AIM:
Leave out the pictures and repeat every record exactly.
--------
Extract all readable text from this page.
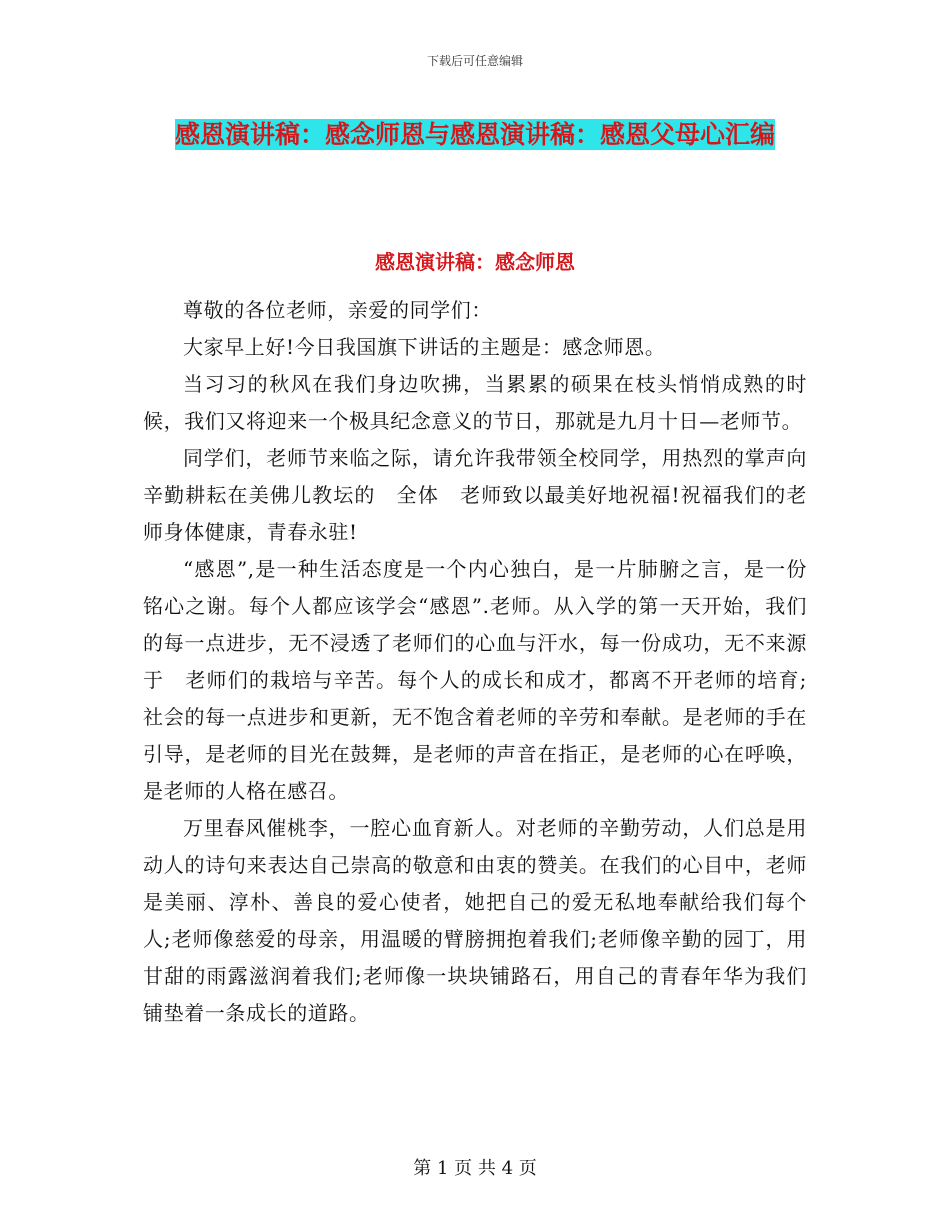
下载后可任意编辑
感恩演讲稿：感念师恩与感恩演讲稿：感恩父母心汇编
感恩演讲稿：感念师恩

尊敬的各位老师，亲爱的同学们：

大家早上好!今日我国旗下讲话的主题是：感念师恩。

当习习的秋风在我们身边吹拂，当累累的硕果在枝头悄悄成熟的时候，我们又将迎来一个极具纪念意义的节日，那就是九月十日—老师节。

同学们，老师节来临之际，请允许我带领全校同学，用热烈的掌声向辛勤耕耘在美佛儿教坛的　全体　老师致以最美好地祝福!祝福我们的老师身体健康，青春永驻!

“感恩”,是一种生活态度是一个内心独白，是一片肺腑之言，是一份铭心之谢。每个人都应该学会“感恩”.老师。从入学的第一天开始，我们的每一点进步，无不浸透了老师们的心血与汗水，每一份成功，无不来源　于　老师们的栽培与辛苦。每个人的成长和成才，都离不开老师的培育;社会的每一点进步和更新，无不饱含着老师的辛劳和奉献。是老师的手在引导，是老师的目光在鼓舞，是老师的声音在指正，是老师的心在呼唤，是老师的人格在感召。

万里春风催桃李，一腔心血育新人。对老师的辛勤劳动，人们总是用动人的诗句来表达自己崇高的敬意和由衷的赞美。在我们的心目中，老师是美丽、淳朴、善良的爱心使者，她把自己的爱无私地奉献给我们每个人;老师像慈爱的母亲，用温暖的臂膀拥抱着我们;老师像辛勤的园丁，用甘甜的雨露滋润着我们;老师像一块块铺路石，用自己的青春年华为我们铺垫着一条成长的道路。

第 1 页 共 4 页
--------
EXERCISE SOLUTION:
Extract all readable text from this page.
下载后可任意编辑
感恩演讲稿：感念师恩与感恩演讲稿：感恩父母心汇编
感恩演讲稿：感念师恩

尊敬的各位老师，亲爱的同学们：

大家早上好!今日我国旗下讲话的主题是：感念师恩。

当习习的秋风在我们身边吹拂，当累累的硕果在枝头悄悄成熟的时候，我们又将迎来一个极具纪念意义的节日，那就是九月十日—老师节。

同学们，老师节来临之际，请允许我带领全校同学，用热烈的掌声向辛勤耕耘在美佛儿教坛的　全体　老师致以最美好地祝福!祝福我们的老师身体健康，青春永驻!

“感恩”,是一种生活态度是一个内心独白，是一片肺腑之言，是一份铭心之谢。每个人都应该学会“感恩”.老师。从入学的第一天开始，我们的每一点进步，无不浸透了老师们的心血与汗水，每一份成功，无不来源　于　老师们的栽培与辛苦。每个人的成长和成才，都离不开老师的培育;社会的每一点进步和更新，无不饱含着老师的辛劳和奉献。是老师的手在引导，是老师的目光在鼓舞，是老师的声音在指正，是老师的心在呼唤，是老师的人格在感召。

万里春风催桃李，一腔心血育新人。对老师的辛勤劳动，人们总是用动人的诗句来表达自己崇高的敬意和由衷的赞美。在我们的心目中，老师是美丽、淳朴、善良的爱心使者，她把自己的爱无私地奉献给我们每个人;老师像慈爱的母亲，用温暖的臂膀拥抱着我们;老师像辛勤的园丁，用甘甜的雨露滋润着我们;老师像一块块铺路石，用自己的青春年华为我们铺垫着一条成长的道路。

第 1 页 共 4 页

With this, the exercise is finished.